» Task details: Reproduce everything in the passage on network security from "The best defence" down to "in particular, SSL.", word for word.

» Text section:
While he said increased use of heuristics and behavioural monitoring may be helping overall, the outlook is not rosy, but companies should still use such systems.

“Don't throw the baby out with the bathwater,” he said.

“It helps to cut down on some on the clutter but we can't have just that as a single point of protection any more.”

The best defence from an IT administrator's perspective was vigilance, he said. In particular, admins should check outbound web proxies for either excessive activity or suspicious connection points. Logs of DNS resolution failures were also a useful source, he said.

Companies should be segmenting their networks with internal firewalls to minimise the effect of any outbreaks, he warned.

Dr. Johannes Ullrich, chief technology officer of the Internet Storm Center SANS, agreed, saying that network segmentation was vital to effective security.

Dr. Ulrich also warned against over-reliance on encryption and, in particular, SSL.

» Dataset extract:
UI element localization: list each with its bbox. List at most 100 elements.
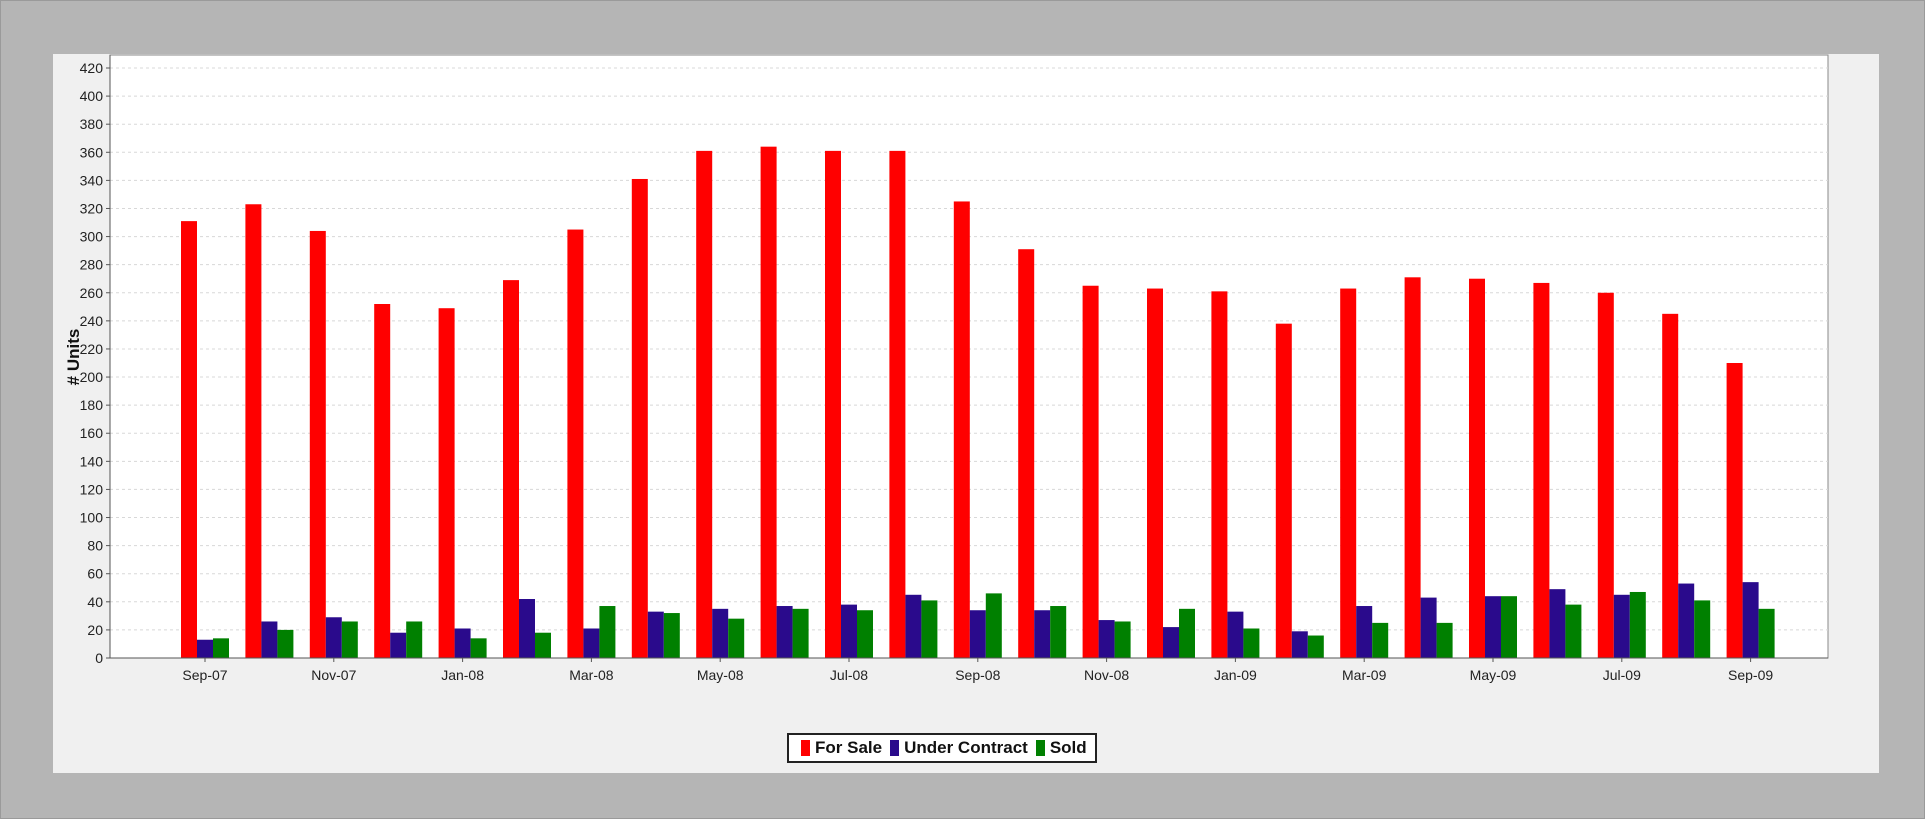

» Output below:
The best defence from an IT administrator's perspective was vigilance, he said. In particular, admins should check outbound web proxies for either excessive activity or suspicious connection points. Logs of DNS resolution failures were also a useful source, he said.

Companies should be segmenting their networks with internal firewalls to minimise the effect of any outbreaks, he warned.

Dr. Johannes Ullrich, chief technology officer of the Internet Storm Center SANS, agreed, saying that network segmentation was vital to effective security.

Dr. Ulrich also warned against over-reliance on encryption and, in particular, SSL.